YOUR OBJECTIVE:
Restate the whole listing exactly.

[BEGIN EXCERPTED RECORDS]

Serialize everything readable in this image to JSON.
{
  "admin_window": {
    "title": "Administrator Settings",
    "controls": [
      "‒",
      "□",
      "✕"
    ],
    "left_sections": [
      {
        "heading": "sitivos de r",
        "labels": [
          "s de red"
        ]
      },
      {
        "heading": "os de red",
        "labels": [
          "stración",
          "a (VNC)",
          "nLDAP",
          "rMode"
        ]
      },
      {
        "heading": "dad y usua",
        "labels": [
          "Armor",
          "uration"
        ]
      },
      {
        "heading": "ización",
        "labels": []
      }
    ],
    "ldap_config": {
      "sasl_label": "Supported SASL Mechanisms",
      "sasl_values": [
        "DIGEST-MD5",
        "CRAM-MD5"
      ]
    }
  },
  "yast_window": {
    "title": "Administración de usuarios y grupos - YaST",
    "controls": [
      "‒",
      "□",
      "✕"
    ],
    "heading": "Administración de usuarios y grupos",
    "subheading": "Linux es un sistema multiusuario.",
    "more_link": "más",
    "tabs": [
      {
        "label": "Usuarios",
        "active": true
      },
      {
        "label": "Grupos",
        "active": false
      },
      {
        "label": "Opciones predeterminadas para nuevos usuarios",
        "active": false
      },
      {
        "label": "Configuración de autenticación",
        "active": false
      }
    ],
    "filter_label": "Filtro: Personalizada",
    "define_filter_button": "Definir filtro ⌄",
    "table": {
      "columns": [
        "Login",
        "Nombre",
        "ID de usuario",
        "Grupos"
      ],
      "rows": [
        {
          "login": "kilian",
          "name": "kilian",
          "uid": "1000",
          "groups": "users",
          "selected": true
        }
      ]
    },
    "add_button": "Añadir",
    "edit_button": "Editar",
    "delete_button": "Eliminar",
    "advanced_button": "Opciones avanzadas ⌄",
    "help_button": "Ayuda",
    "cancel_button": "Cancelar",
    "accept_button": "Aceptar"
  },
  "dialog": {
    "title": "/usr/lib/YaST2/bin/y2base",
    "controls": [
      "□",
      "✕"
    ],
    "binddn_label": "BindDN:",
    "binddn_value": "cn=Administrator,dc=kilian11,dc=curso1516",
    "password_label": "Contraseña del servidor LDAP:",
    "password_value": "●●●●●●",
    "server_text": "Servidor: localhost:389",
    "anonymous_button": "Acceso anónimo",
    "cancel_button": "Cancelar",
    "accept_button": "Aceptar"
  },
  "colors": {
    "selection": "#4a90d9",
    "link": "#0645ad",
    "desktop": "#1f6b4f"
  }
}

[END EXCERPTED RECORDS]

RESPONSE TO THIS EXERCISE:
Serialize everything readable in this image to JSON.
{
  "admin_window": {
    "title": "Administrator Settings",
    "controls": [
      "‒",
      "□",
      "✕"
    ],
    "left_sections": [
      {
        "heading": "sitivos de r",
        "labels": [
          "s de red"
        ]
      },
      {
        "heading": "os de red",
        "labels": [
          "stración",
          "a (VNC)",
          "nLDAP",
          "rMode"
        ]
      },
      {
        "heading": "dad y usua",
        "labels": [
          "Armor",
          "uration"
        ]
      },
      {
        "heading": "ización",
        "labels": []
      }
    ],
    "ldap_config": {
      "sasl_label": "Supported SASL Mechanisms",
      "sasl_values": [
        "DIGEST-MD5",
        "CRAM-MD5"
      ]
    }
  },
  "yast_window": {
    "title": "Administración de usuarios y grupos - YaST",
    "controls": [
      "‒",
      "□",
      "✕"
    ],
    "heading": "Administración de usuarios y grupos",
    "subheading": "Linux es un sistema multiusuario.",
    "more_link": "más",
    "tabs": [
      {
        "label": "Usuarios",
        "active": true
      },
      {
        "label": "Grupos",
        "active": false
      },
      {
        "label": "Opciones predeterminadas para nuevos usuarios",
        "active": false
      },
      {
        "label": "Configuración de autenticación",
        "active": false
      }
    ],
    "filter_label": "Filtro: Personalizada",
    "define_filter_button": "Definir filtro ⌄",
    "table": {
      "columns": [
        "Login",
        "Nombre",
        "ID de usuario",
        "Grupos"
      ],
      "rows": [
        {
          "login": "kilian",
          "name": "kilian",
          "uid": "1000",
          "groups": "users",
          "selected": true
        }
      ]
    },
    "add_button": "Añadir",
    "edit_button": "Editar",
    "delete_button": "Eliminar",
    "advanced_button": "Opciones avanzadas ⌄",
    "help_button": "Ayuda",
    "cancel_button": "Cancelar",
    "accept_button": "Aceptar"
  },
  "dialog": {
    "title": "/usr/lib/YaST2/bin/y2base",
    "controls": [
      "□",
      "✕"
    ],
    "binddn_label": "BindDN:",
    "binddn_value": "cn=Administrator,dc=kilian11,dc=curso1516",
    "password_label": "Contraseña del servidor LDAP:",
    "password_value": "●●●●●●",
    "server_text": "Servidor: localhost:389",
    "anonymous_button": "Acceso anónimo",
    "cancel_button": "Cancelar",
    "accept_button": "Aceptar"
  },
  "colors": {
    "selection": "#4a90d9",
    "link": "#0645ad",
    "desktop": "#1f6b4f"
  }
}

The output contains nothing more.